__Challenge__: Every line below that mentions the word "arcmin" should be copied out.
════════════════
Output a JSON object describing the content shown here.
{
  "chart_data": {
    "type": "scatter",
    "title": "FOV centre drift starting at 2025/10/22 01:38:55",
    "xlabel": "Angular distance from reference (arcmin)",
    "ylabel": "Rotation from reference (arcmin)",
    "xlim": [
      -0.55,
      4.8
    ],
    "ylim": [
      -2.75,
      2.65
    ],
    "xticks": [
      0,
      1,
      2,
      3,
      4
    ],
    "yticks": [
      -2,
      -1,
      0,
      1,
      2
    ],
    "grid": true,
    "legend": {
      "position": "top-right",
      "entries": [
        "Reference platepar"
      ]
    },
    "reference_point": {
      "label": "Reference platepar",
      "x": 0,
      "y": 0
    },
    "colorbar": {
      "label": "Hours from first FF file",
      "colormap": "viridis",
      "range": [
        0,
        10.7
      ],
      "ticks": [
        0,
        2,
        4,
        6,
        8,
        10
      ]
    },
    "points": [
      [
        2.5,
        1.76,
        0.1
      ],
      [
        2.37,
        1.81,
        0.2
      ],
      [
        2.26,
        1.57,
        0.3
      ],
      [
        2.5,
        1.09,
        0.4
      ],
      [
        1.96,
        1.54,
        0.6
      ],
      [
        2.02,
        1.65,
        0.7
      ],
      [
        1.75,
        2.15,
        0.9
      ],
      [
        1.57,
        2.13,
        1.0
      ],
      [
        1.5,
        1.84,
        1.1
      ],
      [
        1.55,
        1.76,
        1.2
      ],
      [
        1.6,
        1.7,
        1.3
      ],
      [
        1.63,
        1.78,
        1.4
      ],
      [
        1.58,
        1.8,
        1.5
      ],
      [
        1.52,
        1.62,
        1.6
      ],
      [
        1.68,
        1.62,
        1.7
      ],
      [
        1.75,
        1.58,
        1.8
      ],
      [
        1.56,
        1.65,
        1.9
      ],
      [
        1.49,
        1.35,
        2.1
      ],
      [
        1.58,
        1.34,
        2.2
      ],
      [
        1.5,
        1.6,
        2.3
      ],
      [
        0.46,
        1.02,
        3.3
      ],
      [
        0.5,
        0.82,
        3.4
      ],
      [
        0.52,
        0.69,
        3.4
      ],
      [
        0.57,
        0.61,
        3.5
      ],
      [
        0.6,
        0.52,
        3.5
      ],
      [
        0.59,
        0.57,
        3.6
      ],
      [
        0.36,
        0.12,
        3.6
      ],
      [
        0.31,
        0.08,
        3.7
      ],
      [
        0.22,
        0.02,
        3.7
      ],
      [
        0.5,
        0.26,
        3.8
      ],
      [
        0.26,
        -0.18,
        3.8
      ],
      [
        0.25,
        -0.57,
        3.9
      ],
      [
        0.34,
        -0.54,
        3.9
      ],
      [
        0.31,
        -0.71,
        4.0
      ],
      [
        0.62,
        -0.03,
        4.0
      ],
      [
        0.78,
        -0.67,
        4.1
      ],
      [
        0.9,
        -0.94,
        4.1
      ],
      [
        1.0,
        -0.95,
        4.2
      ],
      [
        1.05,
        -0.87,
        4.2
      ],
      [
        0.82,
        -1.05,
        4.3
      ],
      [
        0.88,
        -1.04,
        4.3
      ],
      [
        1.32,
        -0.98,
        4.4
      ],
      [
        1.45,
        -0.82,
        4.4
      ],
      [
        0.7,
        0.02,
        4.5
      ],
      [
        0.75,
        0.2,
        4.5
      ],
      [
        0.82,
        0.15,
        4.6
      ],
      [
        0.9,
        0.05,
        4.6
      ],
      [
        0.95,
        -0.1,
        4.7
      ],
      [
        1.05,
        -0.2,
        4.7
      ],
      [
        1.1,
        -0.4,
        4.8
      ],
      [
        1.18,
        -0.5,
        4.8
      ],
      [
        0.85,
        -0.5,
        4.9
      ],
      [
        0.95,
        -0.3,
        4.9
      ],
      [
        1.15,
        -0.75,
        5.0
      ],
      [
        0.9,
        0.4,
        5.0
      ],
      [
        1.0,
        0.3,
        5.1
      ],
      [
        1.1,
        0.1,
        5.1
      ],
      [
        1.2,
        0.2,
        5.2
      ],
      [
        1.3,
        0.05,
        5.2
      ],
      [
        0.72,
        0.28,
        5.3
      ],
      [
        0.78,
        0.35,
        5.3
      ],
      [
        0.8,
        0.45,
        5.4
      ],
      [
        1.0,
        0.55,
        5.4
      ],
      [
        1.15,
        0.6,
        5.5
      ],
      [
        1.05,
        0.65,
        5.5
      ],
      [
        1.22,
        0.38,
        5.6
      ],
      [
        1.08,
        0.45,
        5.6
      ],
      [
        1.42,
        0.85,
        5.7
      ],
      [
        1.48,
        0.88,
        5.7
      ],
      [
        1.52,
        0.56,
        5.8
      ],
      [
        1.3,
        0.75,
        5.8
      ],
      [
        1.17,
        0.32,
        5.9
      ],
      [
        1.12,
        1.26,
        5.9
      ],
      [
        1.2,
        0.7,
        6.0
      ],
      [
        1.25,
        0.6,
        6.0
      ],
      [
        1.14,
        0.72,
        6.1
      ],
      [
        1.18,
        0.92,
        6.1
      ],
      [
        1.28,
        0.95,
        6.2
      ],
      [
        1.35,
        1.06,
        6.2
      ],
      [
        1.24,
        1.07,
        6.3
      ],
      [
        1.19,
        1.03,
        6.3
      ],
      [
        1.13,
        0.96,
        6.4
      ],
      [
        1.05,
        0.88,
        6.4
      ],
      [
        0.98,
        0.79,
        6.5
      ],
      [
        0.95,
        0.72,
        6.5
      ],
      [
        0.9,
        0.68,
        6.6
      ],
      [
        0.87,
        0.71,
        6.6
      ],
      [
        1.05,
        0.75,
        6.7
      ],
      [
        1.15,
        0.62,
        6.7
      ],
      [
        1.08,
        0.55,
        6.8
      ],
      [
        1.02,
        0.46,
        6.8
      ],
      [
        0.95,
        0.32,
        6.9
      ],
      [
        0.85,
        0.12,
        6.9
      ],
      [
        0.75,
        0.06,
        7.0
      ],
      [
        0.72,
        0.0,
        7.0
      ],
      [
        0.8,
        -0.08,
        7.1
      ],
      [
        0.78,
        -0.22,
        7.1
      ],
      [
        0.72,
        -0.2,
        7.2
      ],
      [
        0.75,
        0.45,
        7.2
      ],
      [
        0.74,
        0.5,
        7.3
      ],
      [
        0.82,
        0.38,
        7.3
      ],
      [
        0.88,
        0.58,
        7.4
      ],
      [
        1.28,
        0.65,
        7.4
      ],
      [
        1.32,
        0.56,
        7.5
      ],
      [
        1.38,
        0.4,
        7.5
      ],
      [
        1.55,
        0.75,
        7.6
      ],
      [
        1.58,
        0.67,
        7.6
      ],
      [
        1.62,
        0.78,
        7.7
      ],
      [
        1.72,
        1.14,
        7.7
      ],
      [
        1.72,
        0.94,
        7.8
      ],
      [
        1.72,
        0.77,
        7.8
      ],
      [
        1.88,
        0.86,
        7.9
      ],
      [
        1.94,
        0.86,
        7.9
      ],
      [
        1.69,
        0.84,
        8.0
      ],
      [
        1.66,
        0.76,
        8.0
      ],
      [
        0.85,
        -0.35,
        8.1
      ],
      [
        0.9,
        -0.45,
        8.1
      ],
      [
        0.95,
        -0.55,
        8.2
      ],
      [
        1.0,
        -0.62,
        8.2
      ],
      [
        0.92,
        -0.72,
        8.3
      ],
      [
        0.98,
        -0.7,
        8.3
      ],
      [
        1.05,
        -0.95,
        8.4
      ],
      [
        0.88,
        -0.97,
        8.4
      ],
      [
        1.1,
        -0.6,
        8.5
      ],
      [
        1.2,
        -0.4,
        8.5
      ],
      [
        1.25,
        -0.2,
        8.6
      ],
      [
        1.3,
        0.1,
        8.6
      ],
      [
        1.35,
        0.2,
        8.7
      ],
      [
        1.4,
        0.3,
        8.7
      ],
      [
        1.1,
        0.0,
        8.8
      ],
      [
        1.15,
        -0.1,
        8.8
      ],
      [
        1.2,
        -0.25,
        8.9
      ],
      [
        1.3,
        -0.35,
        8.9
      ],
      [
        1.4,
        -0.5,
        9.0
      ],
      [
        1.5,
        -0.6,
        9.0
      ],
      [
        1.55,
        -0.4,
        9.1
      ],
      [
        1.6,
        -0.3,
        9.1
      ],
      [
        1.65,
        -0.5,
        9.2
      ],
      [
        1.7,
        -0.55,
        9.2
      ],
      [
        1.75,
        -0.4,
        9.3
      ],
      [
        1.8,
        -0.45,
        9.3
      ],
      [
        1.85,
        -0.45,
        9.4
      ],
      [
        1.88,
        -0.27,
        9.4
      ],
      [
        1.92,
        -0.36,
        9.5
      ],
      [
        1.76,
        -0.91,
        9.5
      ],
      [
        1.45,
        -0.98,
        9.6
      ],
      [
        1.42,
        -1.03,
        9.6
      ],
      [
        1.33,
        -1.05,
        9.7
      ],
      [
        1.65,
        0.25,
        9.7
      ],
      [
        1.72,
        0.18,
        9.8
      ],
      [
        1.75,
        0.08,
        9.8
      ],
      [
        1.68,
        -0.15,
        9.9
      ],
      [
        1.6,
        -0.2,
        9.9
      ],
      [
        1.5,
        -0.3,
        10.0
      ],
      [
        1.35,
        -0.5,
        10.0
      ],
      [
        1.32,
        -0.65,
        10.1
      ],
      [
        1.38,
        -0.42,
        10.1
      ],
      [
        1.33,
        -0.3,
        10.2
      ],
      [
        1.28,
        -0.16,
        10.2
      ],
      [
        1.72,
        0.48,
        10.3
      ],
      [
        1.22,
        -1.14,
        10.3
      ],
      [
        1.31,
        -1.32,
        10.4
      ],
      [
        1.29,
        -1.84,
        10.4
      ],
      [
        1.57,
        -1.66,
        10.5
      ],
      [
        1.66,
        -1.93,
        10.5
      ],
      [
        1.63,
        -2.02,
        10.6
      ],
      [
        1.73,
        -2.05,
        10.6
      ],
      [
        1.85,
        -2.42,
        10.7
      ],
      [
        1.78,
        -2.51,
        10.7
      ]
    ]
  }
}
════════════════
__Task result__:
    "xlabel": "Angular distance from reference (arcmin)",
    "ylabel": "Rotation from reference (arcmin)",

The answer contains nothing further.